What the exercise asks
Write out the data again in full, exactly as it reads.
┌──
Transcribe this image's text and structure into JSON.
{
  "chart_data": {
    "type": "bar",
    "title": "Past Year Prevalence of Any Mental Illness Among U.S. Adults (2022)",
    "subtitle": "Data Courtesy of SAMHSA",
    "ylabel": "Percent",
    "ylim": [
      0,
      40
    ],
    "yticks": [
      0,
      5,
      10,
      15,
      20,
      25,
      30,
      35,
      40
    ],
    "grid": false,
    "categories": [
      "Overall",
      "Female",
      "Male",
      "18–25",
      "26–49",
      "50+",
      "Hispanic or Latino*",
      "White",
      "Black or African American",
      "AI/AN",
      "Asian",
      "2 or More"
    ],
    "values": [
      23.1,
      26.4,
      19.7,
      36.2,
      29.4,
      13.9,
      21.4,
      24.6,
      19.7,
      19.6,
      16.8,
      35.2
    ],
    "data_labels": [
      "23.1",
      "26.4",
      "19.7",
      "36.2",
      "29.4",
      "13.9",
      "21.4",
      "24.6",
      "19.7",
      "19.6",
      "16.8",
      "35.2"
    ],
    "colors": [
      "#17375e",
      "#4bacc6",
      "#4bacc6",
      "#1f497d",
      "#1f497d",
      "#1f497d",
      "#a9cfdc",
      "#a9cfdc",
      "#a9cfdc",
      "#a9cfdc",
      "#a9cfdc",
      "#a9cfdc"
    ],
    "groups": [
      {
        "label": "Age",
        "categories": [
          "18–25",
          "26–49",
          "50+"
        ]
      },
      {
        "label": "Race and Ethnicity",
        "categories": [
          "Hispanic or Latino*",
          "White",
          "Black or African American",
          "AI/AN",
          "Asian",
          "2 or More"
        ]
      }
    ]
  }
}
└──
Result for this exercise
Transcribe this image's text and structure into JSON.
{
  "chart_data": {
    "type": "bar",
    "title": "Past Year Prevalence of Any Mental Illness Among U.S. Adults (2022)",
    "subtitle": "Data Courtesy of SAMHSA",
    "ylabel": "Percent",
    "ylim": [
      0,
      40
    ],
    "yticks": [
      0,
      5,
      10,
      15,
      20,
      25,
      30,
      35,
      40
    ],
    "grid": false,
    "categories": [
      "Overall",
      "Female",
      "Male",
      "18–25",
      "26–49",
      "50+",
      "Hispanic or Latino*",
      "White",
      "Black or African American",
      "AI/AN",
      "Asian",
      "2 or More"
    ],
    "values": [
      23.1,
      26.4,
      19.7,
      36.2,
      29.4,
      13.9,
      21.4,
      24.6,
      19.7,
      19.6,
      16.8,
      35.2
    ],
    "data_labels": [
      "23.1",
      "26.4",
      "19.7",
      "36.2",
      "29.4",
      "13.9",
      "21.4",
      "24.6",
      "19.7",
      "19.6",
      "16.8",
      "35.2"
    ],
    "colors": [
      "#17375e",
      "#4bacc6",
      "#4bacc6",
      "#1f497d",
      "#1f497d",
      "#1f497d",
      "#a9cfdc",
      "#a9cfdc",
      "#a9cfdc",
      "#a9cfdc",
      "#a9cfdc",
      "#a9cfdc"
    ],
    "groups": [
      {
        "label": "Age",
        "categories": [
          "18–25",
          "26–49",
          "50+"
        ]
      },
      {
        "label": "Race and Ethnicity",
        "categories": [
          "Hispanic or Latino*",
          "White",
          "Black or African American",
          "AI/AN",
          "Asian",
          "2 or More"
        ]
      }
    ]
  }
}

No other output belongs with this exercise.